_Set exercise_
Copy, unchanged, the records from the line containing "nav-label: Opciones — [127, 203, 179, 216]" through the line containing "contact-link[interactable]: | Buzón".

====

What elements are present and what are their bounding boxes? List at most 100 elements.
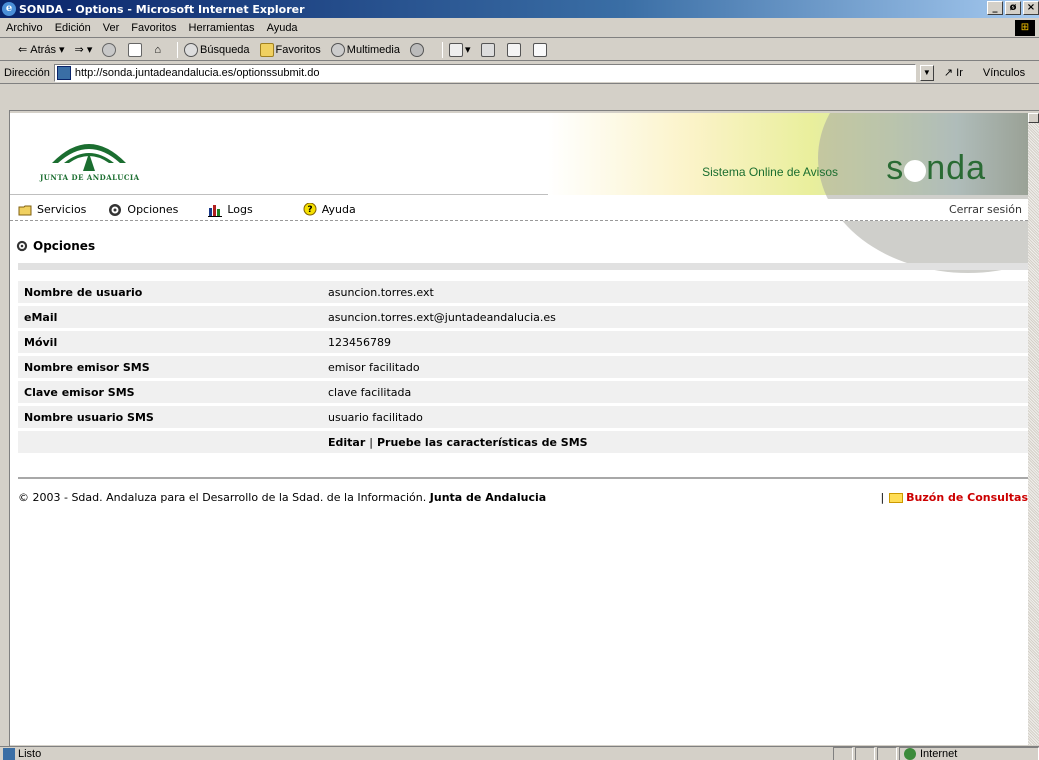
nav-label: Opciones — [127, 203, 179, 216]
title-divider — [18, 263, 1028, 270]
edit-icon — [506, 42, 521, 57]
scroll-up-button[interactable] — [1028, 113, 1039, 123]
print-button[interactable] — [480, 42, 497, 57]
favorites-label: Favoritos — [275, 43, 321, 56]
contact-link[interactable]: | Buzón de Consultas — [880, 491, 1028, 504]
footer-org: Junta de Andalucia — [429, 491, 547, 504]
stop-button[interactable] — [102, 42, 118, 57]
actions-cell: Editar | Pruebe las características de SMS — [318, 436, 1028, 449]
option-label: Nombre de usuario — [24, 285, 143, 299]
page-footer: © 2003 - Sdad. Andaluza para el Desarrol… — [18, 491, 1028, 504]
menu-edicion[interactable]: Edición — [55, 22, 91, 34]
folder-icon — [18, 205, 32, 215]
search-label: Búsqueda — [200, 43, 250, 56]
status-pane — [877, 747, 897, 760]
search-icon — [184, 42, 198, 57]
table-row: Nombre emisor SMS emisor facilitado — [18, 356, 1028, 378]
menu-favoritos[interactable]: Favoritos — [131, 22, 176, 34]
actions-separator: | — [369, 435, 373, 449]
window-titlebar[interactable]: e SONDA - Options - Microsoft Internet E… — [0, 0, 1039, 18]
edit-page-button[interactable] — [506, 42, 523, 57]
menu-ver[interactable]: Ver — [103, 22, 120, 34]
address-input[interactable]: http://sonda.juntadeandalucia.es/options… — [53, 63, 916, 82]
multimedia-label: Multimedia — [346, 43, 400, 56]
option-label: Clave emisor SMS — [24, 385, 135, 399]
menu-herramientas[interactable]: Herramientas — [189, 22, 255, 34]
brand-right: nda — [926, 149, 986, 187]
options-face-icon — [16, 240, 28, 252]
stop-icon — [102, 42, 117, 57]
option-value: emisor facilitado — [328, 360, 420, 374]
back-arrow-icon: ⇐ — [18, 44, 28, 56]
history-icon — [409, 42, 424, 57]
address-bar: Dirección http://sonda.juntadeandalucia.… — [0, 62, 1039, 84]
globe-icon — [904, 748, 916, 760]
menu-archivo[interactable]: Archivo — [6, 22, 43, 34]
refresh-button[interactable] — [128, 42, 144, 57]
toolbar-separator — [177, 41, 178, 58]
page-icon — [56, 65, 71, 80]
back-button[interactable]: ⇐ Atrás ▾ — [18, 43, 65, 57]
home-button[interactable]: ⌂ — [154, 44, 161, 56]
address-dropdown-button[interactable]: ▼ — [919, 64, 934, 81]
minimize-button[interactable]: _ — [987, 1, 1003, 15]
banner-decoration — [818, 113, 1028, 273]
go-label: Ir — [956, 67, 963, 79]
main-nav: Servicios Opciones Logs ? Ayuda Cerrar s… — [10, 199, 1028, 221]
option-value: asuncion.torres.ext@juntadeandalucia.es — [328, 310, 556, 324]
back-label: Atrás — [30, 43, 56, 56]
zone-label: Internet — [920, 748, 958, 760]
copyright-text: © 2003 - Sdad. Andaluza para el Desarrol… — [18, 491, 546, 504]
help-icon: ? — [303, 202, 317, 215]
option-label: Nombre emisor SMS — [24, 360, 150, 374]
edit-link[interactable]: Editar — [328, 436, 365, 449]
go-button[interactable]: ↗ Ir — [944, 66, 963, 79]
mail-icon — [448, 42, 463, 57]
favorites-button[interactable]: Favoritos — [259, 42, 321, 57]
option-value: clave facilitada — [328, 385, 412, 399]
nav-label: Logs — [227, 203, 253, 216]
option-label: Móvil — [24, 335, 58, 349]
option-value: asuncion.torres.ext — [328, 285, 434, 299]
close-button[interactable]: × — [1023, 1, 1039, 15]
option-value: 123456789 — [328, 335, 391, 349]
nav-item-servicios[interactable]: Servicios — [18, 203, 86, 217]
page-viewport: JUNTA DE ANDALUCIA Sistema Online de Avi… — [10, 113, 1028, 745]
nav-label: Servicios — [37, 203, 87, 216]
refresh-icon — [128, 42, 143, 57]
multimedia-button[interactable]: Multimedia — [330, 42, 400, 57]
test-sms-link[interactable]: Pruebe las características de SMS — [377, 436, 588, 449]
history-button[interactable] — [409, 42, 426, 57]
print-icon — [480, 42, 495, 57]
option-label: eMail — [24, 310, 58, 324]
vertical-scrollbar[interactable] — [1028, 113, 1039, 745]
maximize-button[interactable]: ø — [1005, 1, 1021, 15]
status-pane — [833, 747, 853, 760]
search-button[interactable]: Búsqueda — [184, 42, 250, 57]
mail-button[interactable]: ▾ — [448, 42, 471, 57]
brand-o-icon — [904, 160, 927, 182]
security-zone[interactable]: Internet — [899, 747, 1039, 760]
discuss-button[interactable] — [532, 42, 549, 57]
menu-bar: Archivo Edición Ver Favoritos Herramient… — [0, 18, 1039, 38]
copyright-line: © 2003 - Sdad. Andaluza para el Desarrol… — [18, 491, 427, 504]
nav-item-logs[interactable]: Logs — [208, 203, 253, 217]
links-button[interactable]: Vínculos — [983, 67, 1025, 79]
nav-item-opciones[interactable]: Opciones — [108, 203, 178, 217]
address-url: http://sonda.juntadeandalucia.es/options… — [74, 66, 320, 79]
table-row: eMail asuncion.torres.ext@juntadeandaluc… — [18, 306, 1028, 328]
footer-separator: | — [880, 491, 885, 504]
status-text: Listo — [18, 747, 42, 760]
contact-label: Buzón de Consultas — [906, 491, 1028, 504]
table-row: Móvil 123456789 — [18, 331, 1028, 353]
menu-ayuda[interactable]: Ayuda — [267, 22, 298, 34]
options-face-icon — [109, 203, 122, 216]
nav-item-ayuda[interactable]: ? Ayuda — [303, 202, 356, 217]
logout-link[interactable]: Cerrar sesión — [949, 203, 1022, 216]
window-controls: _ ø × — [987, 1, 1039, 15]
option-value: usuario facilitado — [328, 410, 423, 424]
banner-subtitle: Sistema Online de Avisos — [702, 165, 838, 179]
options-table: Nombre de usuario asuncion.torres.ext eM… — [18, 281, 1028, 456]
multimedia-icon — [330, 42, 345, 57]
forward-button[interactable]: ⇒ ▾ — [75, 43, 93, 56]
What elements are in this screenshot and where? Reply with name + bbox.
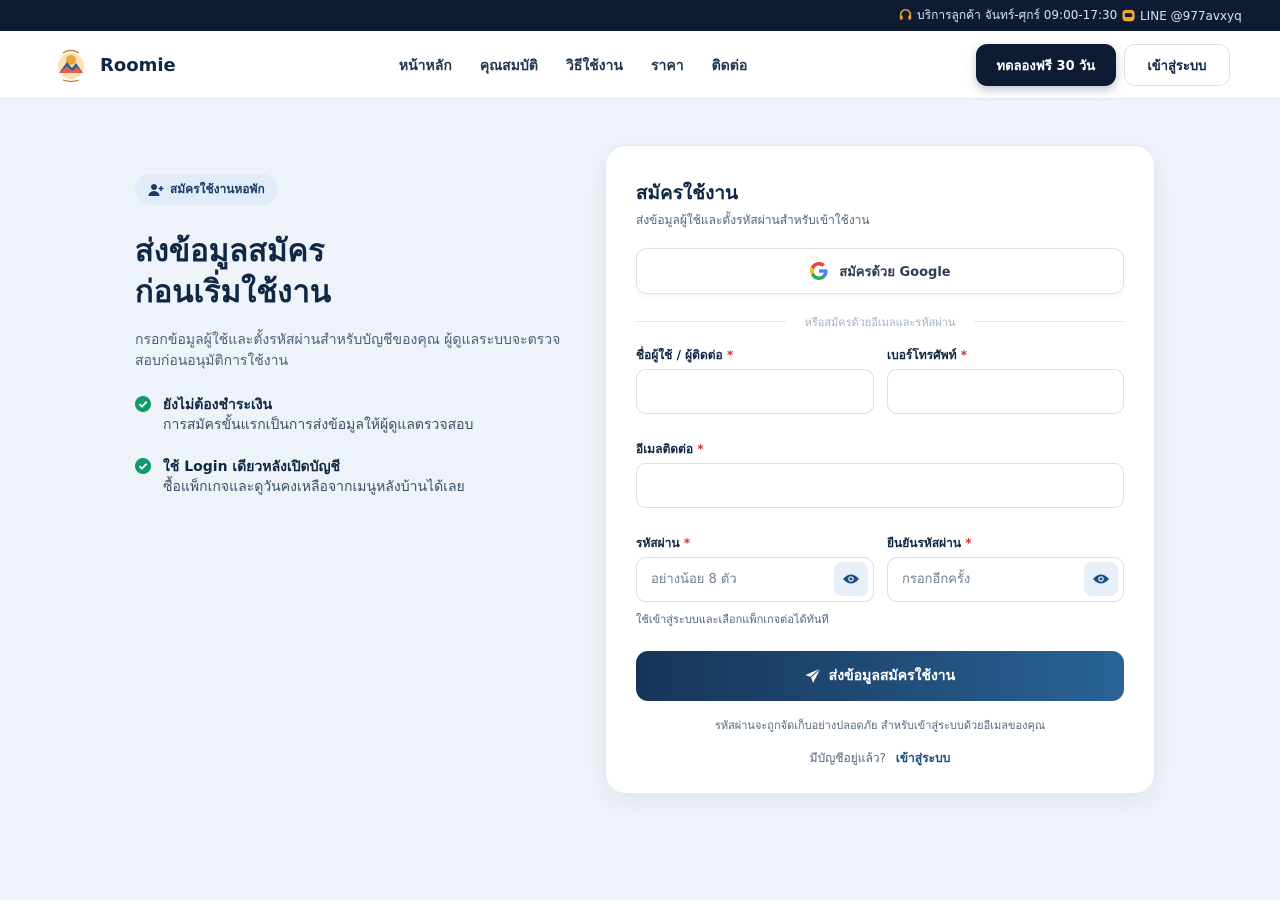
nav-link-features[interactable]: คุณสมบัติ [480,55,538,77]
hero-title-line-2: ก่อนเริ่มใช้งาน [135,274,332,310]
phone-label-text: เบอร์โทรศัพท์ [887,348,957,362]
support-hours: บริการลูกค้า จันทร์-ศุกร์ 09:00-17:30 [899,0,1117,31]
hero-description: กรอกข้อมูลผู้ใช้และตั้งรหัสผ่านสำหรับบัญ… [135,332,561,369]
brand-name: Roomie [100,55,176,76]
nav-link-contact[interactable]: ติดต่อ [712,55,748,77]
submit-signup-button[interactable]: ส่งข้อมูลสมัครใช้งาน [636,651,1124,701]
security-note: รหัสผ่านจะถูกจัดเก็บอย่างปลอดภัย สำหรับเ… [714,719,1046,732]
name-input[interactable] [636,369,874,414]
top-info-bar: บริการลูกค้า จันทร์-ศุกร์ 09:00-17:30 LI… [0,0,1280,31]
hero-title-line-1: ส่งข้อมูลสมัคร [135,233,326,269]
email-input[interactable] [636,463,1124,508]
roomie-logo-icon [58,49,84,83]
form-subtitle: ส่งข้อมูลผู้ใช้และตั้งรหัสผ่านสำหรับเข้า… [636,213,870,227]
login-button[interactable]: เข้าสู่ระบบ [1124,44,1230,86]
required-mark: * [726,348,734,362]
main-navbar: Roomie หน้าหลัก คุณสมบัติ วิธีใช้งาน ราค… [0,31,1280,99]
required-mark: * [965,536,972,550]
signup-card: สมัครใช้งาน ส่งข้อมูลผู้ใช้และตั้งรหัสผ่… [605,145,1155,794]
password-hint: ใช้เข้าสู่ระบบและเลือกแพ็กเกจต่อได้ทันที [636,613,829,626]
name-label: ชื่อผู้ใช้ / ผู้ติดต่อ * [636,346,733,365]
user-plus-icon [148,183,164,196]
or-divider: หรือสมัครด้วยอีเมลและรหัสผ่าน [636,313,1124,329]
feature-desc: การสมัครขั้นแรกเป็นการส่งข้อมูลให้ผู้ดูแ… [163,417,474,433]
password-label-text: รหัสผ่าน [636,536,680,550]
badge-text: สมัครใช้งานหอพัก [170,182,265,196]
toggle-password-visibility-button[interactable] [834,562,868,596]
eye-icon [1093,574,1109,584]
free-trial-button[interactable]: ทดลองฟรี 30 วัน [976,44,1116,86]
eye-icon [843,574,859,584]
google-icon [810,262,829,280]
google-signup-button[interactable]: สมัครด้วย Google [636,248,1124,294]
phone-input[interactable] [887,369,1124,414]
feature-desc: ซื้อแพ็กเกจและดูวันคงเหลือจากเมนูหลังบ้า… [163,479,465,495]
support-text: บริการลูกค้า จันทร์-ศุกร์ 09:00-17:30 [917,8,1118,22]
have-account-text: มีบัญชีอยู่แล้ว? [809,751,886,765]
google-button-label: สมัครด้วย Google [839,264,951,280]
toggle-confirm-visibility-button[interactable] [1084,562,1118,596]
email-label-text: อีเมลติดต่อ [636,442,694,456]
nav-links: หน้าหลัก คุณสมบัติ วิธีใช้งาน ราคา ติดต่… [399,55,747,77]
required-mark: * [683,536,691,550]
name-label-text: ชื่อผู้ใช้ / ผู้ติดต่อ [636,348,723,362]
check-circle-icon [135,396,151,412]
required-mark: * [697,442,704,456]
confirm-password-label: ยืนยันรหัสผ่าน * [887,534,972,553]
nav-link-home[interactable]: หน้าหลัก [399,55,452,77]
hero-title: ส่งข้อมูลสมัคร ก่อนเริ่มใช้งาน [135,231,555,313]
submit-button-label: ส่งข้อมูลสมัครใช้งาน [828,668,956,684]
headset-icon [899,9,912,20]
line-contact[interactable]: LINE @977avxyq [1122,0,1242,31]
feature-title: ใช้ Login เดียวหลังเปิดบัญชี [163,459,341,475]
line-chat-icon [1122,9,1135,22]
check-circle-icon [135,458,151,474]
confirm-label-text: ยืนยันรหัสผ่าน [887,536,962,550]
phone-label: เบอร์โทรศัพท์ * [887,346,967,365]
nav-link-how-to[interactable]: วิธีใช้งาน [566,55,623,77]
divider-line [974,321,1124,322]
login-link[interactable]: เข้าสู่ระบบ [896,751,951,765]
signup-badge: สมัครใช้งานหอพัก [135,174,278,205]
feature-title: ยังไม่ต้องชำระเงิน [163,397,273,413]
form-title: สมัครใช้งาน [636,182,739,204]
password-label: รหัสผ่าน * [636,534,690,553]
existing-account-row: มีบัญชีอยู่แล้ว? เข้าสู่ระบบ [636,749,1124,768]
divider-text: หรือสมัครด้วยอีเมลและรหัสผ่าน [804,316,956,329]
line-text: LINE @977avxyq [1140,8,1242,23]
required-mark: * [960,348,968,362]
paper-plane-icon [805,668,821,683]
email-label: อีเมลติดต่อ * [636,440,704,459]
nav-link-pricing[interactable]: ราคา [651,55,684,77]
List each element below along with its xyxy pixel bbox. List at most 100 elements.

====

_Expected output_
nav-label: Opciones — [127, 203, 179, 216]
title-divider — [18, 263, 1028, 270]
edit-icon — [506, 42, 521, 57]
scroll-up-button[interactable] — [1028, 113, 1039, 123]
print-button[interactable] — [480, 42, 497, 57]
favorites-label: Favoritos — [275, 43, 321, 56]
contact-link[interactable]: | Buzón de Consultas — [880, 491, 1028, 504]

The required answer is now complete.